El ensayo antropológico La isla de Santo Domingo. Sancocho cultural y rompecabezas histórico del Caribe, puesto en circulación gracias a la edición del INTEC (Santo Domingo, 2023), articula su argumentación en dos metáforas. Obvio, sin la intención de economizar la lectura de ese nuevo ensayo antropológico, paso a exponer en una apretada síntesis, el hilo conductor de una obra que aparece subdividida en cuatro secciones. 

   1ª La inmigración y el sancocho cultural dominicano

A lo largo de la primera sección, discierno el modelo migratorio dominicano, en contraste con otros más publicitados, como el crisol estadounidense o los guetos. En ese contexto, lo característico del modelo dominicano fue y sigue siendo su carácter acogedor e incluyente, sin importar el grupo étnico y/o nacional del que se trate. Para muestra un rosario de botones.

Al día de hoy, el territorio dominicano alberga flujos migratorios tan diversos como el de chinos, japoneses, libaneses, judíos, sirios, italianos, alemanes, franceses, canadienses, estadounidenses, centroafricanos, españoles, caribeños y latinoamericanos en general, desde el Río Grande hasta Tierra de Fuego. Todos ellos, sin excepción, aunados entre sí, en un cuerpo social heterogéneo, sin guetos funcionales ni exclusiones permanentes; y, por demás, tampoco se registra la imposición de un ideal sociocultural que regentee, a la usanza del WASP (en la tradición estadounidense, White Anglo-saxo Protestant, es decir, Blanco Anglosajón Protestante), ese verdadero crisol.

De ahí la metáfora del sancocho cultural migratorio del pueblo dominicano para significar un modelo migratorio único. Su ejemplaridad única reside –en la práctica familiar y en el ámbito de lo privado, al igual que en el orden institucional del dominio público– en sus frutos de integración racial y de convivencia pacífica, solidaria y ordenada de las más divergentes ascendencias étnicas.
____
Consigna 1 |
Nombra los rasgos con que el texto sobre la inmigración dominicana califica la convivencia de las distintas ascendencias étnicas.
Consigna 2 |
Según el texto sobre la inmigración dominicana, ¿quién editó el ensayo y en qué año?

Bloque de datos |
____
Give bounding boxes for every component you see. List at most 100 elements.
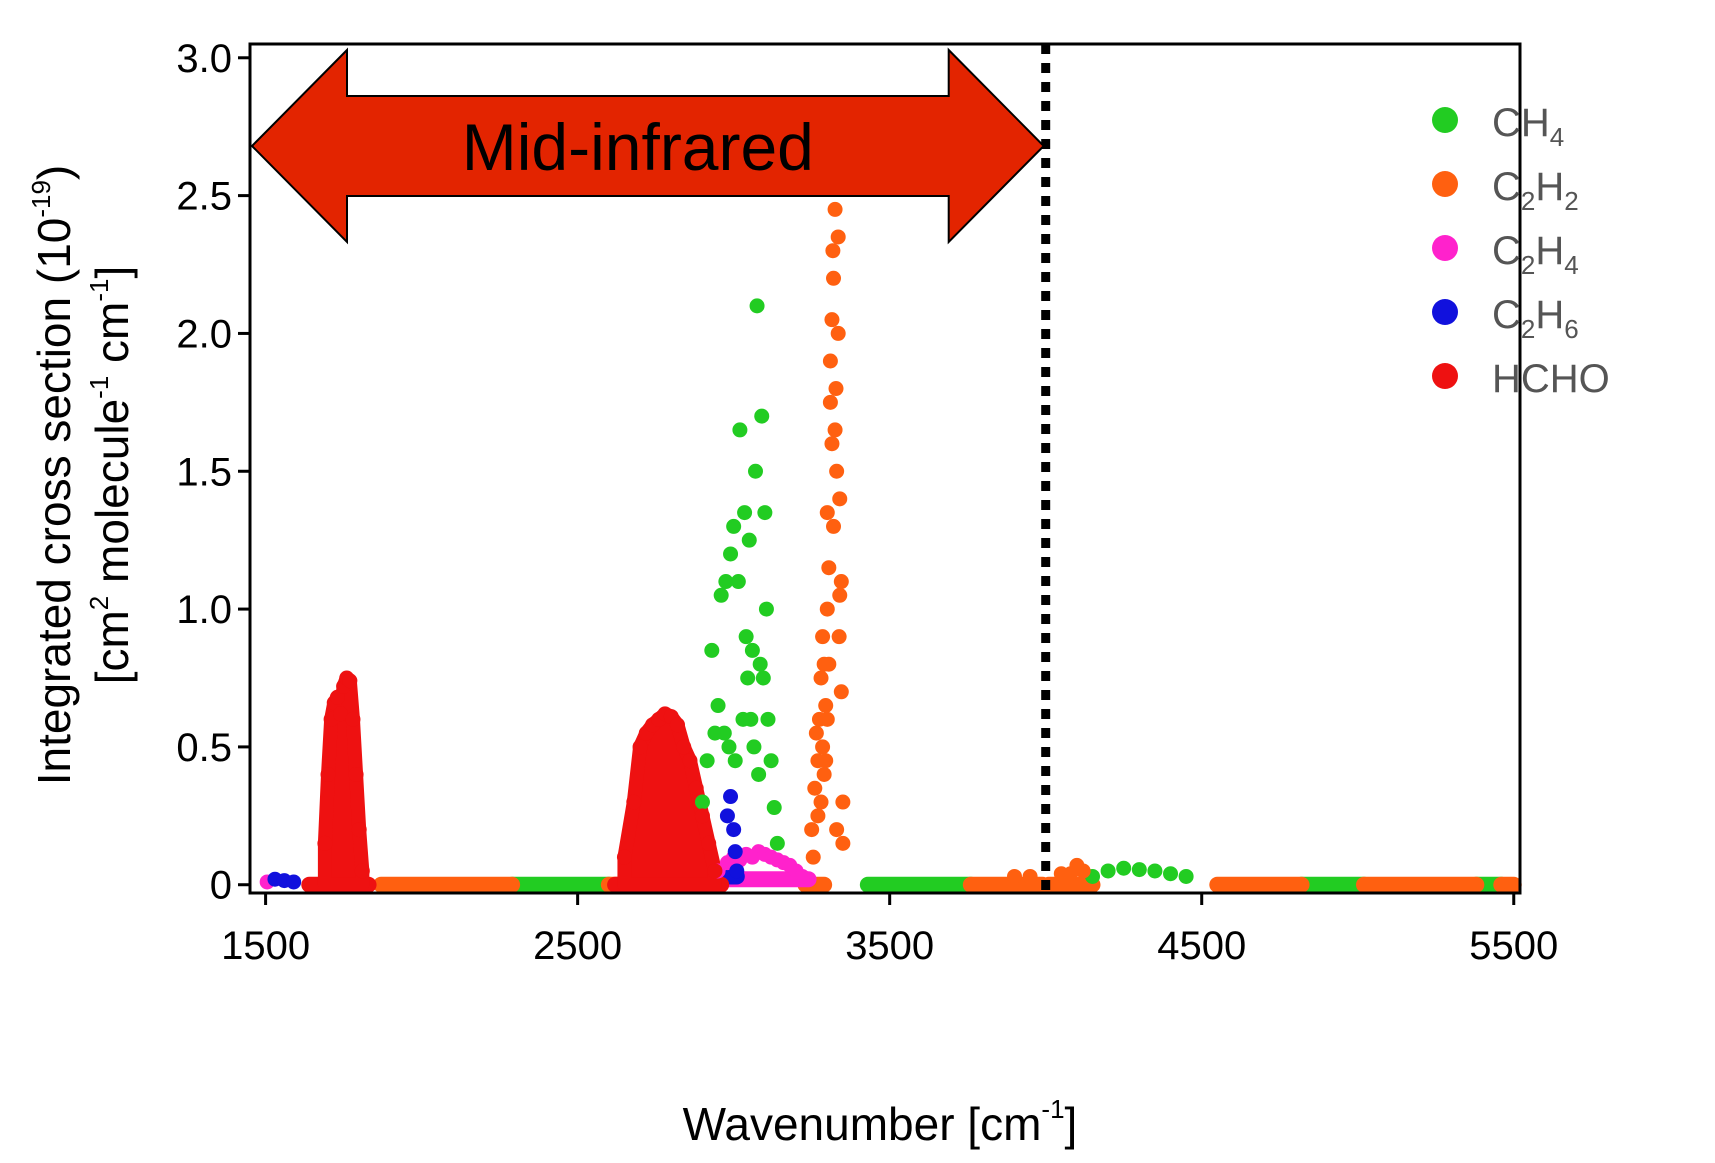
____
Respuesta escrita 1 |
Pacífica, solidaria y ordenada.

Respuesta escrita 2 |
El INTEC, en 2023.